- What is needed
Reproduce the listing that follows with no differences at all.

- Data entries

%%

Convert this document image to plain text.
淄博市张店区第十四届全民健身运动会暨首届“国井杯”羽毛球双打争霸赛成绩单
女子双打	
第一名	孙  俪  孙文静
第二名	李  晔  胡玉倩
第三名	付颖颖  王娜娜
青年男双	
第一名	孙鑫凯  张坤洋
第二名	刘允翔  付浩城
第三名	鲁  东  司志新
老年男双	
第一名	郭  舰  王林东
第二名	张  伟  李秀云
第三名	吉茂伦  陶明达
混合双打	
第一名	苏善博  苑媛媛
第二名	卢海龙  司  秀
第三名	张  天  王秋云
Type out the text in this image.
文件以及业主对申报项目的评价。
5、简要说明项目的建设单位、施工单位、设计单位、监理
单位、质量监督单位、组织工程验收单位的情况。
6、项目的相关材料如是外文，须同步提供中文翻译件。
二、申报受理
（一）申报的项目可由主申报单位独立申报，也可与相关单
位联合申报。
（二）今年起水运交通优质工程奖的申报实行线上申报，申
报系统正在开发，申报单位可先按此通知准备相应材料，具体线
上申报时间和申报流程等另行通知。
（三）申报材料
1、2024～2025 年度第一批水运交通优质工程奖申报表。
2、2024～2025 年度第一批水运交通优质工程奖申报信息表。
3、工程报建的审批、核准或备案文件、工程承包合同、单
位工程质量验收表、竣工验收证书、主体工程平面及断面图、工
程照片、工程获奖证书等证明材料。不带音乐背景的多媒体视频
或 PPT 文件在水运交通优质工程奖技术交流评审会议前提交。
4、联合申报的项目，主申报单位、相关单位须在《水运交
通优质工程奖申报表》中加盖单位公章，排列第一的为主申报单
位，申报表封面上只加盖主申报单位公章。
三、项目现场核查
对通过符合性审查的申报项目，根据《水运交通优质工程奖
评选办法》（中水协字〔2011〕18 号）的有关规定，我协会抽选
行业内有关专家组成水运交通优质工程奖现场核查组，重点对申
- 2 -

%%

- Final result
Convert this document image to plain text.
淄博市张店区第十四届全民健身运动会暨首届“国井杯”羽毛球双打争霸赛成绩单
女子双打	
第一名	孙  俪  孙文静
第二名	李  晔  胡玉倩
第三名	付颖颖  王娜娜
青年男双	
第一名	孙鑫凯  张坤洋
第二名	刘允翔  付浩城
第三名	鲁  东  司志新
老年男双	
第一名	郭  舰  王林东
第二名	张  伟  李秀云
第三名	吉茂伦  陶明达
混合双打	
第一名	苏善博  苑媛媛
第二名	卢海龙  司  秀
第三名	张  天  王秋云
Type out the text in this image.
文件以及业主对申报项目的评价。
5、简要说明项目的建设单位、施工单位、设计单位、监理
单位、质量监督单位、组织工程验收单位的情况。
6、项目的相关材料如是外文，须同步提供中文翻译件。
二、申报受理
（一）申报的项目可由主申报单位独立申报，也可与相关单
位联合申报。
（二）今年起水运交通优质工程奖的申报实行线上申报，申
报系统正在开发，申报单位可先按此通知准备相应材料，具体线
上申报时间和申报流程等另行通知。
（三）申报材料
1、2024～2025 年度第一批水运交通优质工程奖申报表。
2、2024～2025 年度第一批水运交通优质工程奖申报信息表。
3、工程报建的审批、核准或备案文件、工程承包合同、单
位工程质量验收表、竣工验收证书、主体工程平面及断面图、工
程照片、工程获奖证书等证明材料。不带音乐背景的多媒体视频
或 PPT 文件在水运交通优质工程奖技术交流评审会议前提交。
4、联合申报的项目，主申报单位、相关单位须在《水运交
通优质工程奖申报表》中加盖单位公章，排列第一的为主申报单
位，申报表封面上只加盖主申报单位公章。
三、项目现场核查
对通过符合性审查的申报项目，根据《水运交通优质工程奖
评选办法》（中水协字〔2011〕18 号）的有关规定，我协会抽选
行业内有关专家组成水运交通优质工程奖现场核查组，重点对申
- 2 -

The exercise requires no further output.